>> START Records for processing

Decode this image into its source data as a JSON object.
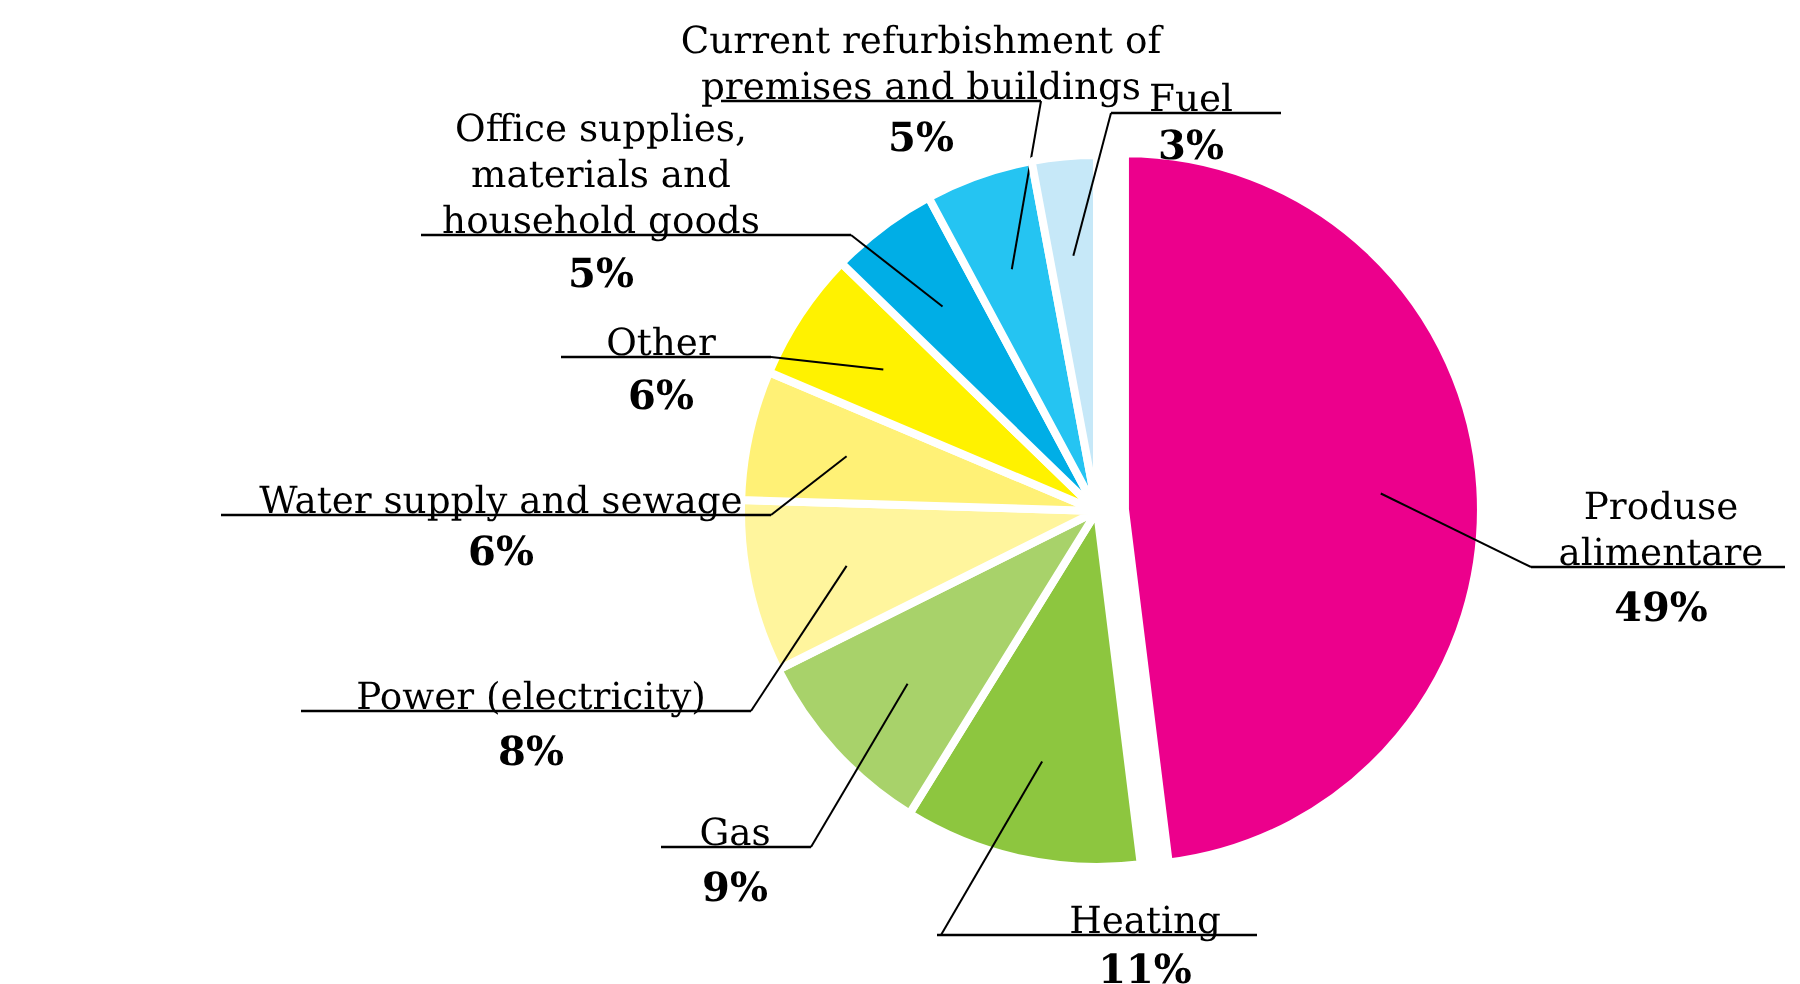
{
  "chart_data": {
    "type": "pie",
    "categories": [
      "Produse\nalimentare",
      "Heating",
      "Gas",
      "Power (electricity)",
      "Water supply and sewage",
      "Other",
      "Office supplies,\nmaterials and\nhousehold goods",
      "Current refurbishment of\npremises and buildings",
      "Fuel"
    ],
    "values": [
      49,
      11,
      9,
      8,
      6,
      6,
      5,
      5,
      3
    ],
    "value_labels": [
      "49%",
      "11%",
      "9%",
      "8%",
      "6%",
      "6%",
      "5%",
      "5%",
      "3%"
    ],
    "colors": [
      "#ec008c",
      "#8dc63f",
      "#a8d26a",
      "#fff59d",
      "#fff176",
      "#fff200",
      "#00aee6",
      "#25c4f2",
      "#c6e8f8"
    ],
    "legend": false
  }
}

>> END Records for processing

▶ **Written problem**: Transcribe each entry above exactly, apart from the pictures.

▶ **The reply**:
Decode this image into its source data as a JSON object.
{
  "chart_data": {
    "type": "pie",
    "categories": [
      "Produse\nalimentare",
      "Heating",
      "Gas",
      "Power (electricity)",
      "Water supply and sewage",
      "Other",
      "Office supplies,\nmaterials and\nhousehold goods",
      "Current refurbishment of\npremises and buildings",
      "Fuel"
    ],
    "values": [
      49,
      11,
      9,
      8,
      6,
      6,
      5,
      5,
      3
    ],
    "value_labels": [
      "49%",
      "11%",
      "9%",
      "8%",
      "6%",
      "6%",
      "5%",
      "5%",
      "3%"
    ],
    "colors": [
      "#ec008c",
      "#8dc63f",
      "#a8d26a",
      "#fff59d",
      "#fff176",
      "#fff200",
      "#00aee6",
      "#25c4f2",
      "#c6e8f8"
    ],
    "legend": false
  }
}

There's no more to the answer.